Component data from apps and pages
——————

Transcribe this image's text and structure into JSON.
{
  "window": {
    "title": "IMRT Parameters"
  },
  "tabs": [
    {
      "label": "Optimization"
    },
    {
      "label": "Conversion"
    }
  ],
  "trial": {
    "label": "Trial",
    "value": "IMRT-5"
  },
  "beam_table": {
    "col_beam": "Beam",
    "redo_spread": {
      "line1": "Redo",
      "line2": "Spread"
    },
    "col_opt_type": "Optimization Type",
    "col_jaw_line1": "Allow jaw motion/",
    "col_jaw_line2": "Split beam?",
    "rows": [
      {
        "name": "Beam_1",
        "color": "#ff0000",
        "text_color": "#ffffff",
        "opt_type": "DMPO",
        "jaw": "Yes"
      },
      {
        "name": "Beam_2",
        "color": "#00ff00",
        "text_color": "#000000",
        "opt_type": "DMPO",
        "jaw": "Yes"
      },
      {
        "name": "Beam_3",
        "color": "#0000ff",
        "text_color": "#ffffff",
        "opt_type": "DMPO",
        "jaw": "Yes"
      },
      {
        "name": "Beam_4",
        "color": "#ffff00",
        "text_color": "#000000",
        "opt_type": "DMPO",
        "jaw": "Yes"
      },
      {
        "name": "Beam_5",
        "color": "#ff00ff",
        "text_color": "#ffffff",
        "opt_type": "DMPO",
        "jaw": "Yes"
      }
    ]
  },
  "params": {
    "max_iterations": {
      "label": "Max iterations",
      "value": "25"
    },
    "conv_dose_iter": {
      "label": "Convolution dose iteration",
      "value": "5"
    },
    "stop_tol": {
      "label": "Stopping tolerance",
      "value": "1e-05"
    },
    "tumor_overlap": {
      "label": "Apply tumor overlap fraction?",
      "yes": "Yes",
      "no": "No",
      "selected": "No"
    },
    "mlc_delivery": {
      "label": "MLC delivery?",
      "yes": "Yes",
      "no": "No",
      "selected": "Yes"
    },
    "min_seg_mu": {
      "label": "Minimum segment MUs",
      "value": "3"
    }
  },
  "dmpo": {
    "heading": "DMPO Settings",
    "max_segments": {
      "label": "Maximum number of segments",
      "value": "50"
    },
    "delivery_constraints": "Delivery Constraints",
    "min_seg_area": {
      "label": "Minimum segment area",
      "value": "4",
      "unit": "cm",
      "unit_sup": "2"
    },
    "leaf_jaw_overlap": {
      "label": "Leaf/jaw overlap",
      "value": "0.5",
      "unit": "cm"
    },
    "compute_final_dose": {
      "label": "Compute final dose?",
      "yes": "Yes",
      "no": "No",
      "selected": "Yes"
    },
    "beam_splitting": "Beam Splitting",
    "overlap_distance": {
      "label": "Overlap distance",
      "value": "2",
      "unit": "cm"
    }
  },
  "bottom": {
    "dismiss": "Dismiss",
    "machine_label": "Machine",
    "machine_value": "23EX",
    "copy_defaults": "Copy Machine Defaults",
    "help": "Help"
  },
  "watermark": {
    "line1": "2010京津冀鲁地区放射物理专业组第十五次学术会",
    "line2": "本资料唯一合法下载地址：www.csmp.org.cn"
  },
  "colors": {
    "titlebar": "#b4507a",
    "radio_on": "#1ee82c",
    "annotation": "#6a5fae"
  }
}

——————

Task to carry out
All records should be returned verbatim, none left out.

Exercise answer
Transcribe this image's text and structure into JSON.
{
  "window": {
    "title": "IMRT Parameters"
  },
  "tabs": [
    {
      "label": "Optimization"
    },
    {
      "label": "Conversion"
    }
  ],
  "trial": {
    "label": "Trial",
    "value": "IMRT-5"
  },
  "beam_table": {
    "col_beam": "Beam",
    "redo_spread": {
      "line1": "Redo",
      "line2": "Spread"
    },
    "col_opt_type": "Optimization Type",
    "col_jaw_line1": "Allow jaw motion/",
    "col_jaw_line2": "Split beam?",
    "rows": [
      {
        "name": "Beam_1",
        "color": "#ff0000",
        "text_color": "#ffffff",
        "opt_type": "DMPO",
        "jaw": "Yes"
      },
      {
        "name": "Beam_2",
        "color": "#00ff00",
        "text_color": "#000000",
        "opt_type": "DMPO",
        "jaw": "Yes"
      },
      {
        "name": "Beam_3",
        "color": "#0000ff",
        "text_color": "#ffffff",
        "opt_type": "DMPO",
        "jaw": "Yes"
      },
      {
        "name": "Beam_4",
        "color": "#ffff00",
        "text_color": "#000000",
        "opt_type": "DMPO",
        "jaw": "Yes"
      },
      {
        "name": "Beam_5",
        "color": "#ff00ff",
        "text_color": "#ffffff",
        "opt_type": "DMPO",
        "jaw": "Yes"
      }
    ]
  },
  "params": {
    "max_iterations": {
      "label": "Max iterations",
      "value": "25"
    },
    "conv_dose_iter": {
      "label": "Convolution dose iteration",
      "value": "5"
    },
    "stop_tol": {
      "label": "Stopping tolerance",
      "value": "1e-05"
    },
    "tumor_overlap": {
      "label": "Apply tumor overlap fraction?",
      "yes": "Yes",
      "no": "No",
      "selected": "No"
    },
    "mlc_delivery": {
      "label": "MLC delivery?",
      "yes": "Yes",
      "no": "No",
      "selected": "Yes"
    },
    "min_seg_mu": {
      "label": "Minimum segment MUs",
      "value": "3"
    }
  },
  "dmpo": {
    "heading": "DMPO Settings",
    "max_segments": {
      "label": "Maximum number of segments",
      "value": "50"
    },
    "delivery_constraints": "Delivery Constraints",
    "min_seg_area": {
      "label": "Minimum segment area",
      "value": "4",
      "unit": "cm",
      "unit_sup": "2"
    },
    "leaf_jaw_overlap": {
      "label": "Leaf/jaw overlap",
      "value": "0.5",
      "unit": "cm"
    },
    "compute_final_dose": {
      "label": "Compute final dose?",
      "yes": "Yes",
      "no": "No",
      "selected": "Yes"
    },
    "beam_splitting": "Beam Splitting",
    "overlap_distance": {
      "label": "Overlap distance",
      "value": "2",
      "unit": "cm"
    }
  },
  "bottom": {
    "dismiss": "Dismiss",
    "machine_label": "Machine",
    "machine_value": "23EX",
    "copy_defaults": "Copy Machine Defaults",
    "help": "Help"
  },
  "watermark": {
    "line1": "2010京津冀鲁地区放射物理专业组第十五次学术会",
    "line2": "本资料唯一合法下载地址：www.csmp.org.cn"
  },
  "colors": {
    "titlebar": "#b4507a",
    "radio_on": "#1ee82c",
    "annotation": "#6a5fae"
  }
}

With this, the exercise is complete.